**INSTRUCTION:**
Report the number of lines in the entries below that include the word "more", and nothing else.

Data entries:
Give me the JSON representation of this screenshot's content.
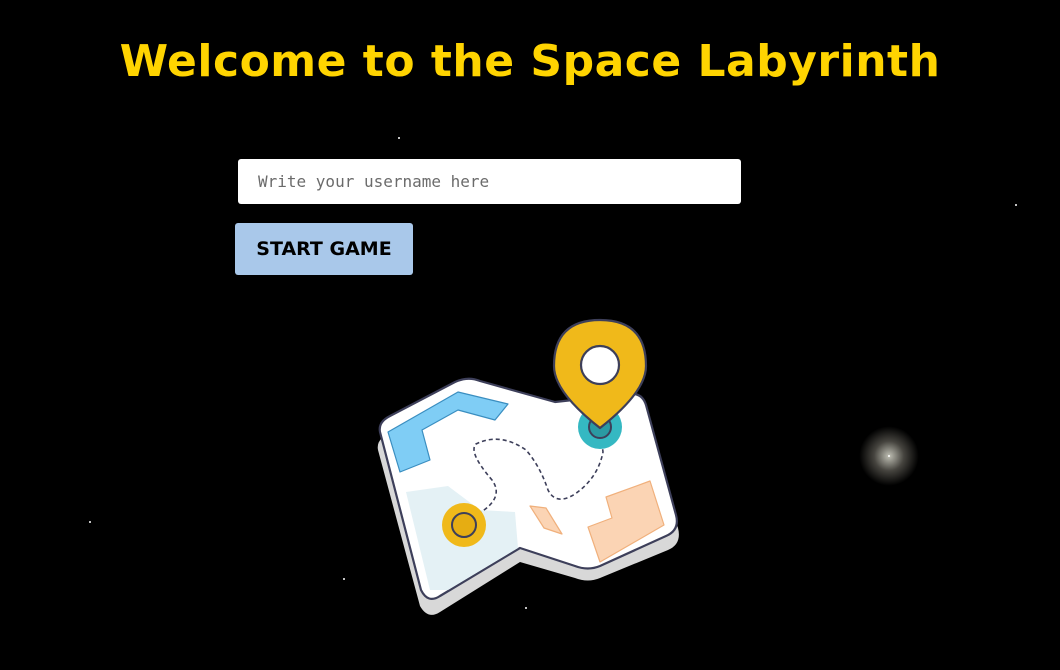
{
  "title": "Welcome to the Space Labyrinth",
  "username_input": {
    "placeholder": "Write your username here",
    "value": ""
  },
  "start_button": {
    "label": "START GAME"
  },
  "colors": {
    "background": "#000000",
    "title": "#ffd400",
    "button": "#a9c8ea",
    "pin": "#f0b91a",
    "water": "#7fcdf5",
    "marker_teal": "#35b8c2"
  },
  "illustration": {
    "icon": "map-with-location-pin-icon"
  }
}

---

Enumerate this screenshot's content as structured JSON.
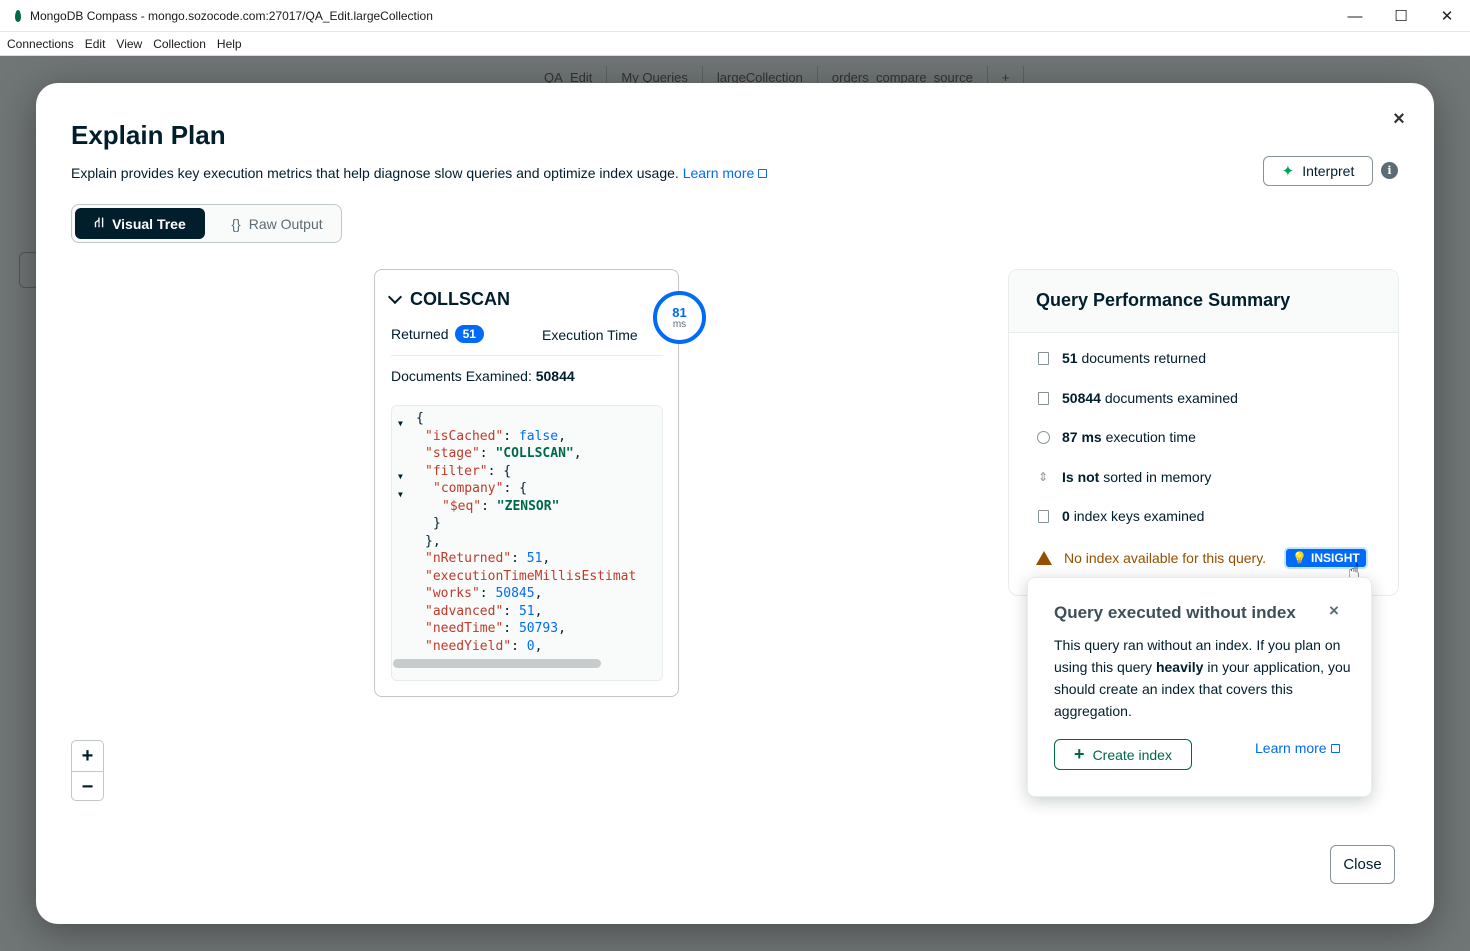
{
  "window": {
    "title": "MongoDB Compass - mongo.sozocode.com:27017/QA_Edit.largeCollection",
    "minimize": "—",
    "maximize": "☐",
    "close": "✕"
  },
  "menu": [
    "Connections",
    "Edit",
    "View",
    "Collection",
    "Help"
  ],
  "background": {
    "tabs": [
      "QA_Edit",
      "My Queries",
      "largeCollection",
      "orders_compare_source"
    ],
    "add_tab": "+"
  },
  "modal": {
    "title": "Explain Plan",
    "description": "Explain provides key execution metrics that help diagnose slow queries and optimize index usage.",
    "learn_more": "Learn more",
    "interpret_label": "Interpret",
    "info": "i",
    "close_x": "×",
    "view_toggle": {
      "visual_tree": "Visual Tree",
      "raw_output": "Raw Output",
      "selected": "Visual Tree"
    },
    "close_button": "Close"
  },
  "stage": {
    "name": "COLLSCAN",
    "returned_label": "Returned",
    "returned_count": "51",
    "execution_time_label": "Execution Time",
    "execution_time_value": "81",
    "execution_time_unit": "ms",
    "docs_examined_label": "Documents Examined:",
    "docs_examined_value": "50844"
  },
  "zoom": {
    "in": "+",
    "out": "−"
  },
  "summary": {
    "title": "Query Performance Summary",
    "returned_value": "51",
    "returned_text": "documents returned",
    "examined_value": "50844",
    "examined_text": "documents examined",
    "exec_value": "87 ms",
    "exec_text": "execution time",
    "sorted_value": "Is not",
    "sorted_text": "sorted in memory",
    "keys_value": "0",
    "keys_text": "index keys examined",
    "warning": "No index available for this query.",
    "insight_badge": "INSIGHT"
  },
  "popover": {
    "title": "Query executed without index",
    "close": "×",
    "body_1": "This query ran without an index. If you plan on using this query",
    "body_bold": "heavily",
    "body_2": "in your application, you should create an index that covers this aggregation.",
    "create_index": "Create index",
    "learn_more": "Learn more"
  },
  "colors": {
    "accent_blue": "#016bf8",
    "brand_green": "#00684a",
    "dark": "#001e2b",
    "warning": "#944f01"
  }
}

**SOLUTION BELOW:**
2